• What the exercise asks
Work out the number of lines with "развитии" in them. Reply with that number and no other words.

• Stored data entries
___

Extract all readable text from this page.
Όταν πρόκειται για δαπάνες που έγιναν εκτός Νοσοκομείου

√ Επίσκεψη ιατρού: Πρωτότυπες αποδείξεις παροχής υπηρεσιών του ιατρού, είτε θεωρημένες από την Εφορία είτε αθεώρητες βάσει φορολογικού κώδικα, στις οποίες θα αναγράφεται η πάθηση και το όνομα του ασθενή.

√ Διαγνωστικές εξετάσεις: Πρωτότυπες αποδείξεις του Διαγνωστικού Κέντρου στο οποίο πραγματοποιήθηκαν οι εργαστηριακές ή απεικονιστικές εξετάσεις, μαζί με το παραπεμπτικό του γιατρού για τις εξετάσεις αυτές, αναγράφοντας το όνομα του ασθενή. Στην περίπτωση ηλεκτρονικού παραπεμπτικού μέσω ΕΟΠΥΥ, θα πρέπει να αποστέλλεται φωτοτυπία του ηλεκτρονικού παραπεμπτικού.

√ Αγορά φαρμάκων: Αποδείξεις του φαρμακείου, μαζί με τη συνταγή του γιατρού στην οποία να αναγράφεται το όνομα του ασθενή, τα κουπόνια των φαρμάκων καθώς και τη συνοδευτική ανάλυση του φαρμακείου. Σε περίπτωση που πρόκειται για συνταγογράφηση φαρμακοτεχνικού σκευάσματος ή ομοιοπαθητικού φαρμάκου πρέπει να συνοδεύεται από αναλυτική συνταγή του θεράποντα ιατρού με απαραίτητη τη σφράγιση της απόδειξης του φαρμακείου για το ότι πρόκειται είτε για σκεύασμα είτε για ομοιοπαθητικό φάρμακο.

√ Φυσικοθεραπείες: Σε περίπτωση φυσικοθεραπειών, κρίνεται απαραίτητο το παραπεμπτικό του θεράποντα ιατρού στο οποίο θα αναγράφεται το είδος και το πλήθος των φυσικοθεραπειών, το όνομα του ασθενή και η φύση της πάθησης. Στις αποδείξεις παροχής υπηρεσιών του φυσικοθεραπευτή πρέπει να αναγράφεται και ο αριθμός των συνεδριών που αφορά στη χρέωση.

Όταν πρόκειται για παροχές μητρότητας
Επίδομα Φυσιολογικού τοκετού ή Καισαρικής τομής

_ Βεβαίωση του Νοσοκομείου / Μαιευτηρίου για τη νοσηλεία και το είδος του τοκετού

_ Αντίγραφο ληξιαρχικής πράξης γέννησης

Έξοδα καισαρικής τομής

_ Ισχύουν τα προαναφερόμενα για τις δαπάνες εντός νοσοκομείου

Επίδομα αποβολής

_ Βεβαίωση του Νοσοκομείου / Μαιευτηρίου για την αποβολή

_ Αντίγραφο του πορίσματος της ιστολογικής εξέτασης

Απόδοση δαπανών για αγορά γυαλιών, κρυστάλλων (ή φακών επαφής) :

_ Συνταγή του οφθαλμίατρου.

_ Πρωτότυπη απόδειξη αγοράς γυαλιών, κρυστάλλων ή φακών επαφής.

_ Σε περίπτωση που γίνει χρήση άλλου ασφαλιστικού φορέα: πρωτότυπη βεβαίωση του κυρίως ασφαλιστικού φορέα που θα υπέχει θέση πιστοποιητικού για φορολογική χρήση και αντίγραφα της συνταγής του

___

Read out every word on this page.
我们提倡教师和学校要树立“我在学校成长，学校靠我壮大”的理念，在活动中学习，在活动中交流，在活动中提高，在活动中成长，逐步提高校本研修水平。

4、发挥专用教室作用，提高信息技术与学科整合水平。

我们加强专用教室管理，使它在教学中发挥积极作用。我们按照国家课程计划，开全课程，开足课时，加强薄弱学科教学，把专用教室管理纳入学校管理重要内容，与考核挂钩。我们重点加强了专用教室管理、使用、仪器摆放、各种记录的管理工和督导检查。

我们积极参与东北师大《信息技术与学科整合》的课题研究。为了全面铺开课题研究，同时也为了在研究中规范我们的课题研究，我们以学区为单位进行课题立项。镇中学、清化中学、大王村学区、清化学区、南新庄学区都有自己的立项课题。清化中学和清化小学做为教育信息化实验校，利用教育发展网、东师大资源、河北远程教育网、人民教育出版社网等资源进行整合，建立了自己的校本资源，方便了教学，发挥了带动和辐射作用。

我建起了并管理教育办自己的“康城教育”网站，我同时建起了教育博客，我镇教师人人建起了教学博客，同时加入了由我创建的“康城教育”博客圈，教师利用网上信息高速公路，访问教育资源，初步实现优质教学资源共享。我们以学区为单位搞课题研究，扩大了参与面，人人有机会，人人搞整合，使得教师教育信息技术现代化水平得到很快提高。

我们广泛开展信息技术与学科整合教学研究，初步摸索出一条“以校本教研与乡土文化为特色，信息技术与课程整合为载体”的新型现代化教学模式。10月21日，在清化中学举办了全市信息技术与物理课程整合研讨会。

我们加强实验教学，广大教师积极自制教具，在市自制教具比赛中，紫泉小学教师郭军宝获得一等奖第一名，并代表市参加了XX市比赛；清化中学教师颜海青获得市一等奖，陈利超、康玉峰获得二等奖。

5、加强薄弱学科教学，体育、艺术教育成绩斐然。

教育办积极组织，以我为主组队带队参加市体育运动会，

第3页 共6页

___

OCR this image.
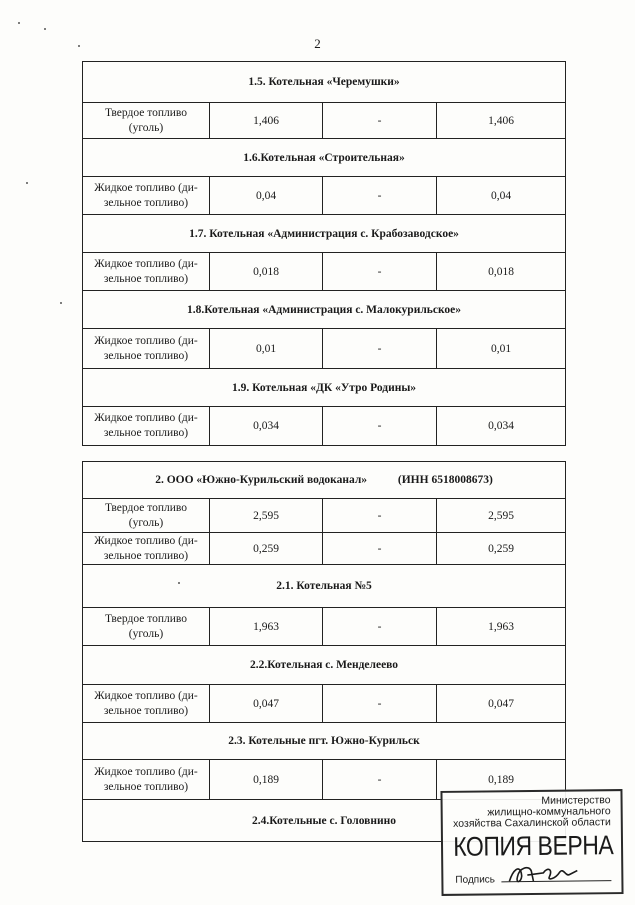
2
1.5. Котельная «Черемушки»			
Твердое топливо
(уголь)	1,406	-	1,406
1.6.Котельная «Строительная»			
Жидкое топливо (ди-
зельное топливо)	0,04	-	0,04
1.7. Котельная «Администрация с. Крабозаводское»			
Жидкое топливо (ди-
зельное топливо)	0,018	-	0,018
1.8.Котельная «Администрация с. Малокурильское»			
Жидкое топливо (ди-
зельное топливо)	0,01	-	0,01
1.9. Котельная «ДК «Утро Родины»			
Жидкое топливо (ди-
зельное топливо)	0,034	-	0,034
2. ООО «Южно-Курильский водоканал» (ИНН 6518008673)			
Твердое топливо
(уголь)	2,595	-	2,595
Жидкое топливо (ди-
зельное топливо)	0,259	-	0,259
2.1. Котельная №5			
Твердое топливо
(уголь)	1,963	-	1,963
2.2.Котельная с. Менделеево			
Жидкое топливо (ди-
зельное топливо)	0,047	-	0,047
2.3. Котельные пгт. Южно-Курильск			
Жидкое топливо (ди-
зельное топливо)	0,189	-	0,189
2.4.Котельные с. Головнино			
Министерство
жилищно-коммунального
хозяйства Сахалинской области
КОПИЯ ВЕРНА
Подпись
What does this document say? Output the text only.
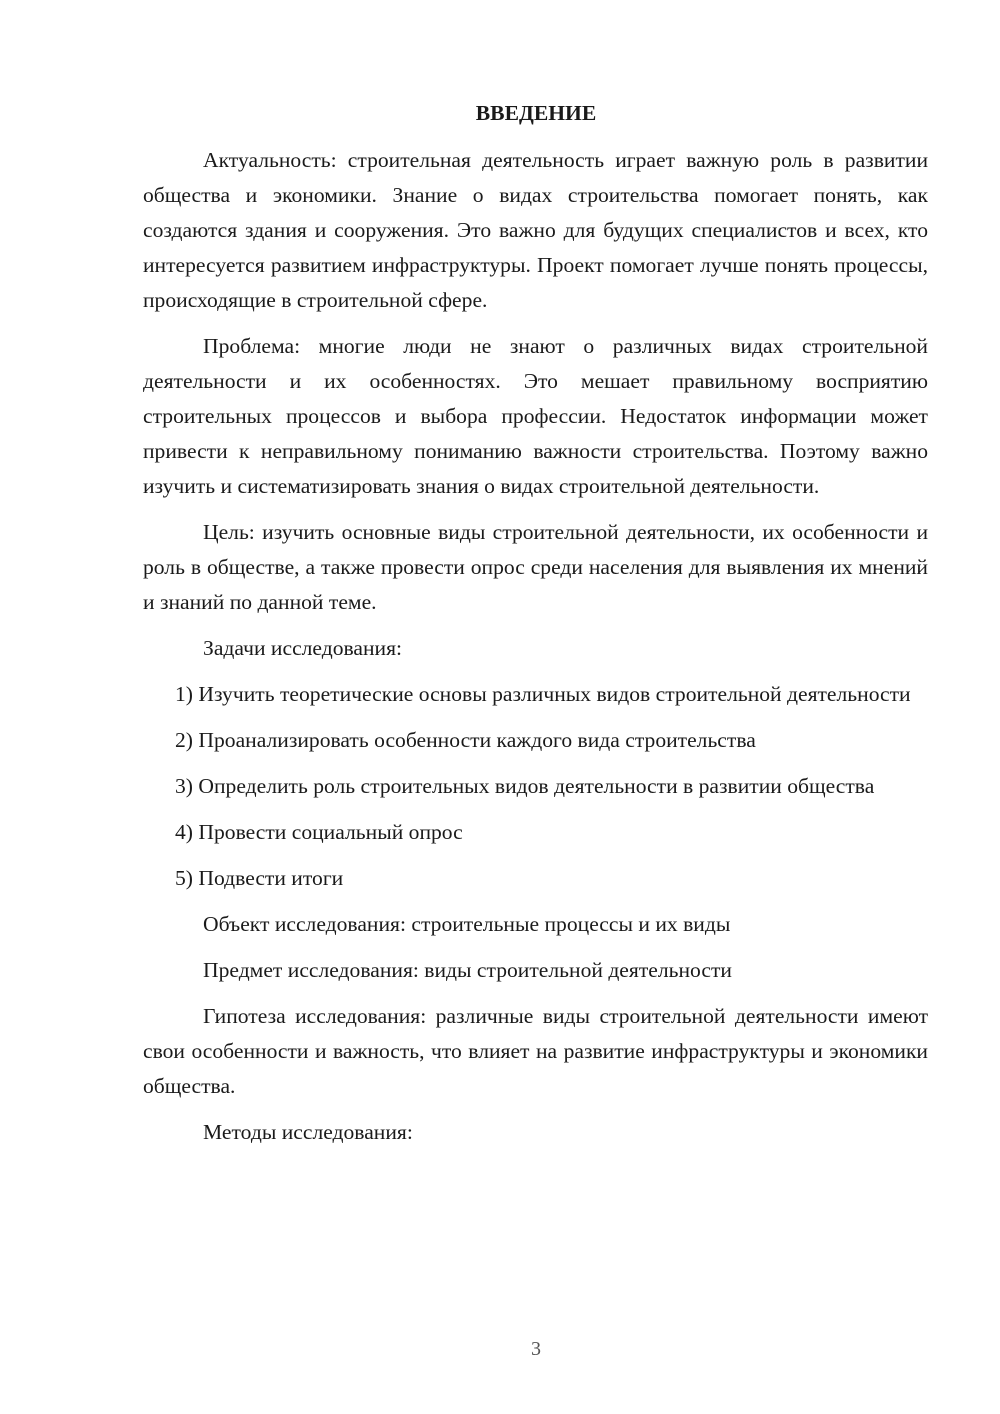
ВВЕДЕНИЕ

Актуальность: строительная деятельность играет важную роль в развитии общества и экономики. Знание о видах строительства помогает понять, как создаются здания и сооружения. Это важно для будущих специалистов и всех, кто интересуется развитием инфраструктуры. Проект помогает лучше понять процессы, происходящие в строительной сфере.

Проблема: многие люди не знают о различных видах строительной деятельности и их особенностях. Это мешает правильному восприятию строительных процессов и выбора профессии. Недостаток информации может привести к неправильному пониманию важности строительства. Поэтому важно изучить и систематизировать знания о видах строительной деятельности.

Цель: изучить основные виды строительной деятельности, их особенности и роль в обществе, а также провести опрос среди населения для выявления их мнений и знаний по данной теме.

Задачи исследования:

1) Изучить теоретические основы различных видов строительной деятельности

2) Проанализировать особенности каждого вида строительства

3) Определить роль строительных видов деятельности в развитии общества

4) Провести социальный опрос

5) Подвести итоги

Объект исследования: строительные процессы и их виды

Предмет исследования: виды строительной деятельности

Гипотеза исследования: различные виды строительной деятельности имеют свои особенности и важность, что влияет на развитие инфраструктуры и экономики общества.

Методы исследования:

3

___

• Finished task
2